• _THE REQUEST_: Can you repeat the material below with every "Non-covered case" changed to "Uncovered case", leaving everything else as it is and omitting the pictures?
################
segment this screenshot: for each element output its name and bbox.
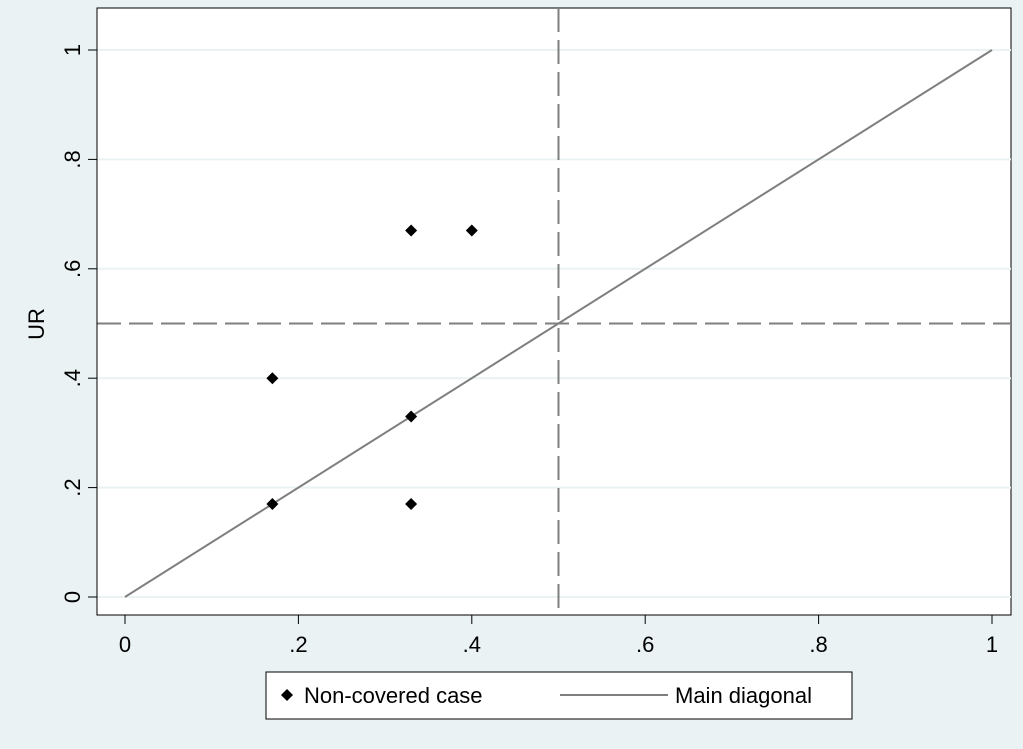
- reference-lines: [97, 8, 1011, 615]
- legend-symbol-diamond: [281, 689, 293, 701]
- data-point-0: [266, 498, 279, 511]
- gridlines: [97, 49, 1011, 598]
- scatter-points: [266, 224, 478, 511]
- y-tick-label-1: .2: [60, 478, 85, 496]
- y-tick-label-5: 1: [60, 44, 85, 56]
- data-point-2: [405, 498, 418, 511]
- y-tick-label-4: .8: [60, 150, 85, 168]
- x-tick-label-0: 0: [119, 632, 131, 657]
- x-tick-label-5: 1: [986, 632, 998, 657]
- x-tick-label-4: .8: [809, 632, 827, 657]
- x-tick-label-1: .2: [289, 632, 307, 657]
- data-point-3: [405, 410, 418, 423]
- x-tick-label-3: .6: [636, 632, 654, 657]
- axes: 0 .2 .4 .6 .8 1 0 .2 .4 .6 .8 1: [60, 8, 1011, 657]
- data-point-5: [465, 224, 478, 237]
- legend-label-main-diagonal: Main diagonal: [675, 683, 812, 708]
- y-tick-label-0: 0: [60, 591, 85, 603]
- legend-label-non-covered-case: Non-covered case: [304, 683, 483, 708]
- x-tick-label-2: .4: [463, 632, 481, 657]
- data-point-1: [266, 372, 279, 385]
- y-tick-label-2: .4: [60, 369, 85, 387]
- plot-area: [96, 7, 1012, 616]
- data-point-4: [405, 224, 418, 237]
- legend-box: [265, 671, 853, 720]
- y-tick-label-3: .6: [60, 260, 85, 278]
- y-axis-title: UR: [24, 308, 49, 340]
- legend: Non-covered case Main diagonal: [265, 671, 853, 720]
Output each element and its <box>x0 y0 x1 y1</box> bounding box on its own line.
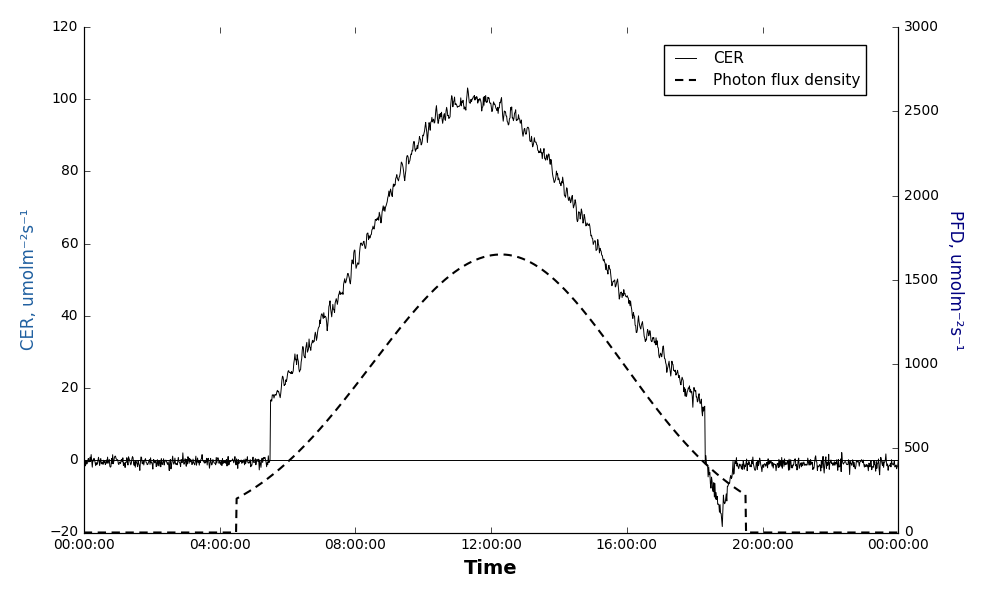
################
• _SOLUTION FOR THIS TASK_:
segment this screenshot: for each element output its name and bbox.
- reference-lines: [97, 8, 1011, 615]
- legend-symbol-diamond: [281, 689, 293, 701]
- data-point-0: [266, 498, 279, 511]
- gridlines: [97, 49, 1011, 598]
- scatter-points: [266, 224, 478, 511]
- y-tick-label-1: .2: [60, 478, 85, 496]
- y-tick-label-5: 1: [60, 44, 85, 56]
- data-point-2: [405, 498, 418, 511]
- y-tick-label-4: .8: [60, 150, 85, 168]
- x-tick-label-0: 0: [119, 632, 131, 657]
- x-tick-label-5: 1: [986, 632, 998, 657]
- x-tick-label-4: .8: [809, 632, 827, 657]
- x-tick-label-1: .2: [289, 632, 307, 657]
- data-point-3: [405, 410, 418, 423]
- x-tick-label-3: .6: [636, 632, 654, 657]
- axes: 0 .2 .4 .6 .8 1 0 .2 .4 .6 .8 1: [60, 8, 1011, 657]
- data-point-5: [465, 224, 478, 237]
- legend-label-main-diagonal: Main diagonal: [675, 683, 812, 708]
- y-tick-label-0: 0: [60, 591, 85, 603]
- legend-label-non-covered-case: Uncovered case: [304, 683, 483, 708]
- x-tick-label-2: .4: [463, 632, 481, 657]
- data-point-1: [266, 372, 279, 385]
- y-tick-label-2: .4: [60, 369, 85, 387]
- plot-area: [96, 7, 1012, 616]
- data-point-4: [405, 224, 418, 237]
- legend-box: [265, 671, 853, 720]
- y-tick-label-3: .6: [60, 260, 85, 278]
- y-axis-title: UR: [24, 308, 49, 340]
- legend: Uncovered case Main diagonal: [265, 671, 853, 720]
Output each element and its <box>x0 y0 x1 y1</box> bounding box on its own line.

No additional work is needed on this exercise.